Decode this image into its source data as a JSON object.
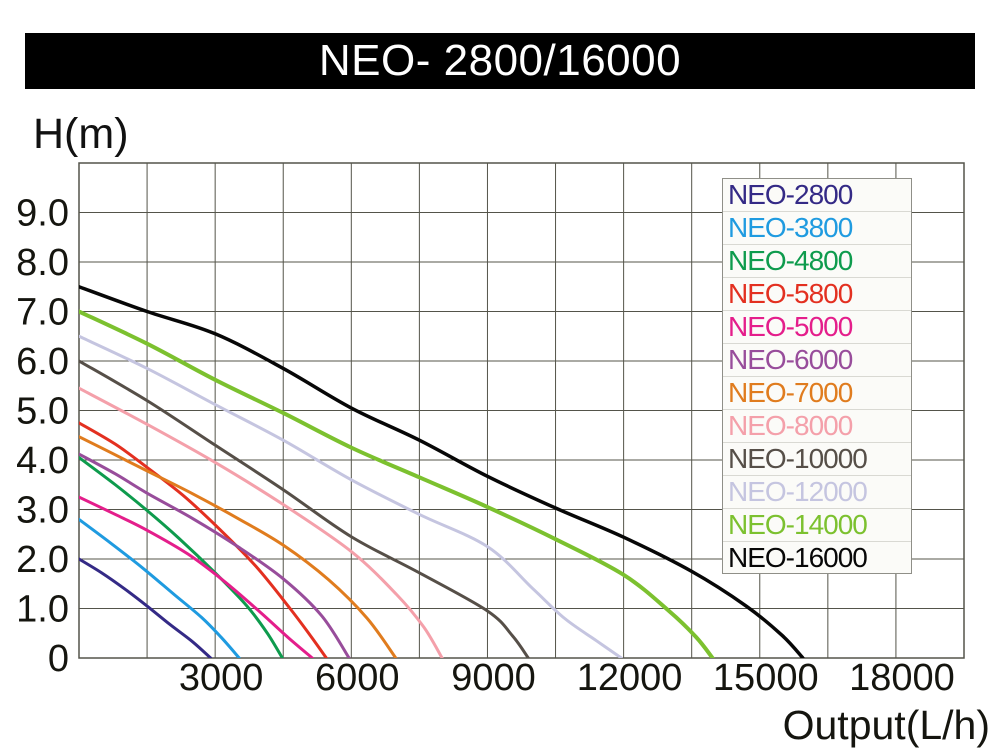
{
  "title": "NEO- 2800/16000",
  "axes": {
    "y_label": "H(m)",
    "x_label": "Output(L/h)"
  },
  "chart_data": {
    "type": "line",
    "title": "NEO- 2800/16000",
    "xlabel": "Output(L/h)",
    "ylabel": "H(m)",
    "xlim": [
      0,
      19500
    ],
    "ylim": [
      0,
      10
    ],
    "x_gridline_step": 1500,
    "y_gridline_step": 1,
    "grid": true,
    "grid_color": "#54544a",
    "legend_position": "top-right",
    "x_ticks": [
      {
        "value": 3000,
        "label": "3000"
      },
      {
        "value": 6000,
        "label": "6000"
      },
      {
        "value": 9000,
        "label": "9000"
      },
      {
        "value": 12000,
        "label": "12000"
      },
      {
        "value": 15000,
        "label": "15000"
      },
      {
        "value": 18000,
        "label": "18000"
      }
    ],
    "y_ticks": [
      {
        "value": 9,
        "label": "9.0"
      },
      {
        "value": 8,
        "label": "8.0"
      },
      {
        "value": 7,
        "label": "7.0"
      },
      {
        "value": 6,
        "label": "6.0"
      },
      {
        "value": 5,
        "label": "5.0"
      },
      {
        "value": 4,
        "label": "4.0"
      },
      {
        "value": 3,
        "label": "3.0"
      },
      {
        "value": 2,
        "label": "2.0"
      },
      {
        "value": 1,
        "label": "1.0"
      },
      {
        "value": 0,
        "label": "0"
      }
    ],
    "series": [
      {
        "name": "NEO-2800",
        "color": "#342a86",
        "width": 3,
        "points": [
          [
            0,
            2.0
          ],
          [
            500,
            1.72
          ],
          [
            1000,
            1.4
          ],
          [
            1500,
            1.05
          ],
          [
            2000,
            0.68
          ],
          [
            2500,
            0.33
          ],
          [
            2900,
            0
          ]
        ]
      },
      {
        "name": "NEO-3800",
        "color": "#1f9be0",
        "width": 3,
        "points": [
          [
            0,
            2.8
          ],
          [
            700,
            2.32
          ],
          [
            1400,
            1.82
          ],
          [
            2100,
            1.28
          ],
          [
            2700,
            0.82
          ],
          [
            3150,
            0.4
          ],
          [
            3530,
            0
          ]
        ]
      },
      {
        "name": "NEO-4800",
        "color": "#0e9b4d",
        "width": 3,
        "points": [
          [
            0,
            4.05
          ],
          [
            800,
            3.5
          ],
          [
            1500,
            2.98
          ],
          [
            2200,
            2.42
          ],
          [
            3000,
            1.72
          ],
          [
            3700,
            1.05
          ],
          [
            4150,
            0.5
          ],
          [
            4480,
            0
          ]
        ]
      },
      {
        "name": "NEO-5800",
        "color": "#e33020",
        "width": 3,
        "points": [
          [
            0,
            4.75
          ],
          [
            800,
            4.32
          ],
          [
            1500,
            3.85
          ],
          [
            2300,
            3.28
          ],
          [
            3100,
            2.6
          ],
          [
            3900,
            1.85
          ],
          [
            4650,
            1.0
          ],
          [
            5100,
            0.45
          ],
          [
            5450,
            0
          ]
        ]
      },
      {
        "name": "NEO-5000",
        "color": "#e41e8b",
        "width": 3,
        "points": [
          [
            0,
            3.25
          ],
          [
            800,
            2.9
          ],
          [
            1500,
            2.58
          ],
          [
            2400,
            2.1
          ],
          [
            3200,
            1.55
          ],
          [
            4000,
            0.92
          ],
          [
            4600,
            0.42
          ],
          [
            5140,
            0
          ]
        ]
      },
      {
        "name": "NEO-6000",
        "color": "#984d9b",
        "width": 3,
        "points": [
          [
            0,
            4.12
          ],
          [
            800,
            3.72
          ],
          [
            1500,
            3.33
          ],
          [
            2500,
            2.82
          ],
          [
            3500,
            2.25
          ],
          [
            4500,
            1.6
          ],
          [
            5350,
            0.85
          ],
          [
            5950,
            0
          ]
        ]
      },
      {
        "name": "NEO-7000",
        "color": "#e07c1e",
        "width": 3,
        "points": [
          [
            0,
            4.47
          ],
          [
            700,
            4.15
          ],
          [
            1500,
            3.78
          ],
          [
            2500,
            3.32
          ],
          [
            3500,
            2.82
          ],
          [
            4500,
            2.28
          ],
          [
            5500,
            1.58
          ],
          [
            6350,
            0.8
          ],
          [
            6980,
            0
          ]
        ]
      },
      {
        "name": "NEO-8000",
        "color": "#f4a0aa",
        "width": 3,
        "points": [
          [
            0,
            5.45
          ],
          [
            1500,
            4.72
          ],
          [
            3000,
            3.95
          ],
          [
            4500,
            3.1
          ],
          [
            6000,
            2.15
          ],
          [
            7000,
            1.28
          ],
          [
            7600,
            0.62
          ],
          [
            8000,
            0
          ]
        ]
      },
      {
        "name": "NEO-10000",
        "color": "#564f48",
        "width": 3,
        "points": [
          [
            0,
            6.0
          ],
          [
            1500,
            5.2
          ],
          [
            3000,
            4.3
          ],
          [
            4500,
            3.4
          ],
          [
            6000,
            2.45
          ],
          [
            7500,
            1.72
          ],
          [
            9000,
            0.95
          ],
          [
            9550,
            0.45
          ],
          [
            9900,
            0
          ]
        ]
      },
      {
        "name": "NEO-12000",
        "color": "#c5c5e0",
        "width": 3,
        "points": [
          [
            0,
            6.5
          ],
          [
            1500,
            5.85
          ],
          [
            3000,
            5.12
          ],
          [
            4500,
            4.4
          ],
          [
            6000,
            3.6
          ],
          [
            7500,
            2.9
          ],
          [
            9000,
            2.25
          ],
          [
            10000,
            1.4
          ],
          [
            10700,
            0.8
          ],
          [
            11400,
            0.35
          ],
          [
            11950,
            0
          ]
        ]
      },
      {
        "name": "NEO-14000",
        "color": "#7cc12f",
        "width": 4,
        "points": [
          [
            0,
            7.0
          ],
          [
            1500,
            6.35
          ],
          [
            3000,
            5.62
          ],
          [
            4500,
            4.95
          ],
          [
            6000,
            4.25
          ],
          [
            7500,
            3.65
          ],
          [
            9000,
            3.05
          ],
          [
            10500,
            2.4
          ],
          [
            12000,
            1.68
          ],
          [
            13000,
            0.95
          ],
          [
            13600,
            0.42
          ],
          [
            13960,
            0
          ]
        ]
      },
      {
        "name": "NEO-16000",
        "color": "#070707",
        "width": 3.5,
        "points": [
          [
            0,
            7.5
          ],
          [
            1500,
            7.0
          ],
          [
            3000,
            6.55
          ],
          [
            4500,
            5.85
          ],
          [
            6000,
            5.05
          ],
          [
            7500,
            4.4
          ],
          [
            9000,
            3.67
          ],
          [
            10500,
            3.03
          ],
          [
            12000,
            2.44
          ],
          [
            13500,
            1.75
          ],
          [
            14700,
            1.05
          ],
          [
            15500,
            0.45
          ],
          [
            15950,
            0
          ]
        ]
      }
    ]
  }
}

==

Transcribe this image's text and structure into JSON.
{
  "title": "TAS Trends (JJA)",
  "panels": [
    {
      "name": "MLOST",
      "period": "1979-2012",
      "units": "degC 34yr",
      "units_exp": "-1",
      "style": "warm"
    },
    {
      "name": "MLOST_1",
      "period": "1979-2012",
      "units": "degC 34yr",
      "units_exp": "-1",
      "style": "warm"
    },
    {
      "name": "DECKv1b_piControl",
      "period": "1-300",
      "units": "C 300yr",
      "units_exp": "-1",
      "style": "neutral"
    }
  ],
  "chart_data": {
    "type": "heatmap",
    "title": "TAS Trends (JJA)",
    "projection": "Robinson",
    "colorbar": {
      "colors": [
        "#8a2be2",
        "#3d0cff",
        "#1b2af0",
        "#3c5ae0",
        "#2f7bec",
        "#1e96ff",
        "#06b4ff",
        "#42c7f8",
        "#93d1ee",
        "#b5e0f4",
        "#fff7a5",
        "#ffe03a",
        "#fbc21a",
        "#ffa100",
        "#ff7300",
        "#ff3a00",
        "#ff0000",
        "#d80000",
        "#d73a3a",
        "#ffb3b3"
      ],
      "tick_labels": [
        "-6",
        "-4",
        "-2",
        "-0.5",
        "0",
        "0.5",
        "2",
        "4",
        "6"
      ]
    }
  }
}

# [GOAL]
Using the material above, gather every line that includes "into".

# [REPLY TO THE TASK]
Decode this image into its source data as a JSON object.
Transcribe this image's text and structure into JSON.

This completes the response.